• **The request**
Repeat each entry word for word. Leave any images out of the copy.
* * * *
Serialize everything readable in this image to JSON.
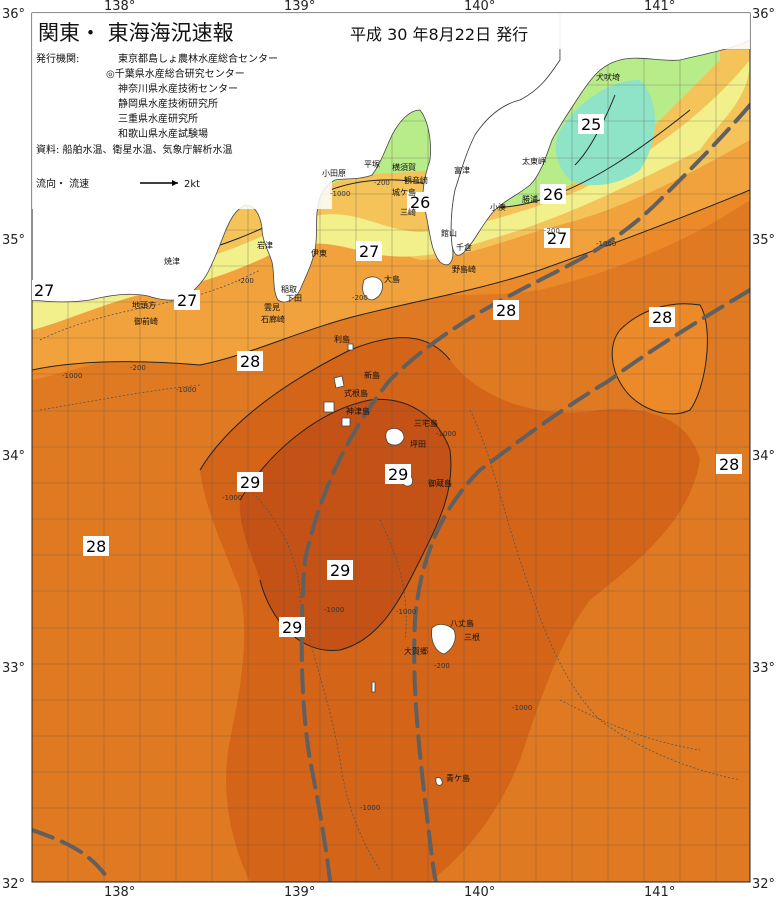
{
  "header": {
    "title": "関東・ 東海海況速報",
    "date": "平成  30 年8月22日  発行"
  },
  "issuers": {
    "label": "発行機関:",
    "lines": [
      "東京都島しょ農林水産総合センター",
      "◎千葉県水産総合研究センター",
      "神奈川県水産技術センター",
      "静岡県水産技術研究所",
      "三重県水産研究所",
      "和歌山県水産試験場"
    ],
    "sources": "資料: 船舶水温、衛星水温、気象庁解析水温"
  },
  "current_legend": {
    "label": "流向・ 流速",
    "speed": "2kt"
  },
  "axes": {
    "lon_ticks": [
      "138°",
      "139°",
      "140°",
      "141°"
    ],
    "lat_ticks": [
      "36°",
      "35°",
      "34°",
      "33°",
      "32°"
    ]
  },
  "isotherms": [
    "25",
    "26",
    "26",
    "27",
    "27",
    "27",
    "27",
    "28",
    "28",
    "28",
    "28",
    "29",
    "29",
    "29",
    "29"
  ],
  "depth_contours": [
    "-200",
    "-200",
    "-200",
    "-200",
    "-200",
    "-200",
    "-1000",
    "-1000",
    "-1000",
    "-1000",
    "-1000",
    "-1000",
    "-1000",
    "-1000",
    "-1000",
    "-1000"
  ],
  "places": [
    "犬吠埼",
    "太東岬",
    "勝浦",
    "小湊",
    "千倉",
    "館山",
    "野島崎",
    "富津",
    "観音崎",
    "城ケ島",
    "三崎",
    "横須賀",
    "平塚",
    "小田原",
    "伊東",
    "稲取",
    "下田",
    "石廊崎",
    "雲見",
    "大島",
    "焼津",
    "御前崎",
    "地頭方",
    "岩津",
    "利島",
    "新島",
    "式根島",
    "神津島",
    "三宅島",
    "坪田",
    "御蔵島",
    "八丈島",
    "三根",
    "大賀郷",
    "青ケ島"
  ],
  "colors": {
    "t24": "#8fe4c8",
    "t25": "#b8ec88",
    "t26": "#f2f08a",
    "t27": "#f4c45a",
    "t28a": "#f2a23c",
    "t28": "#ec8a2a",
    "t285": "#e07a22",
    "t29": "#d46418",
    "t295": "#c45216",
    "land": "#ffffff",
    "current": "#606060"
  }
}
* * * *
• **Completed exercise**
Serialize everything readable in this image to JSON.
{
  "header": {
    "title": "関東・ 東海海況速報",
    "date": "平成  30 年8月22日  発行"
  },
  "issuers": {
    "label": "発行機関:",
    "lines": [
      "東京都島しょ農林水産総合センター",
      "◎千葉県水産総合研究センター",
      "神奈川県水産技術センター",
      "静岡県水産技術研究所",
      "三重県水産研究所",
      "和歌山県水産試験場"
    ],
    "sources": "資料: 船舶水温、衛星水温、気象庁解析水温"
  },
  "current_legend": {
    "label": "流向・ 流速",
    "speed": "2kt"
  },
  "axes": {
    "lon_ticks": [
      "138°",
      "139°",
      "140°",
      "141°"
    ],
    "lat_ticks": [
      "36°",
      "35°",
      "34°",
      "33°",
      "32°"
    ]
  },
  "isotherms": [
    "25",
    "26",
    "26",
    "27",
    "27",
    "27",
    "27",
    "28",
    "28",
    "28",
    "28",
    "29",
    "29",
    "29",
    "29"
  ],
  "depth_contours": [
    "-200",
    "-200",
    "-200",
    "-200",
    "-200",
    "-200",
    "-1000",
    "-1000",
    "-1000",
    "-1000",
    "-1000",
    "-1000",
    "-1000",
    "-1000",
    "-1000",
    "-1000"
  ],
  "places": [
    "犬吠埼",
    "太東岬",
    "勝浦",
    "小湊",
    "千倉",
    "館山",
    "野島崎",
    "富津",
    "観音崎",
    "城ケ島",
    "三崎",
    "横須賀",
    "平塚",
    "小田原",
    "伊東",
    "稲取",
    "下田",
    "石廊崎",
    "雲見",
    "大島",
    "焼津",
    "御前崎",
    "地頭方",
    "岩津",
    "利島",
    "新島",
    "式根島",
    "神津島",
    "三宅島",
    "坪田",
    "御蔵島",
    "八丈島",
    "三根",
    "大賀郷",
    "青ケ島"
  ],
  "colors": {
    "t24": "#8fe4c8",
    "t25": "#b8ec88",
    "t26": "#f2f08a",
    "t27": "#f4c45a",
    "t28a": "#f2a23c",
    "t28": "#ec8a2a",
    "t285": "#e07a22",
    "t29": "#d46418",
    "t295": "#c45216",
    "land": "#ffffff",
    "current": "#606060"
  }
}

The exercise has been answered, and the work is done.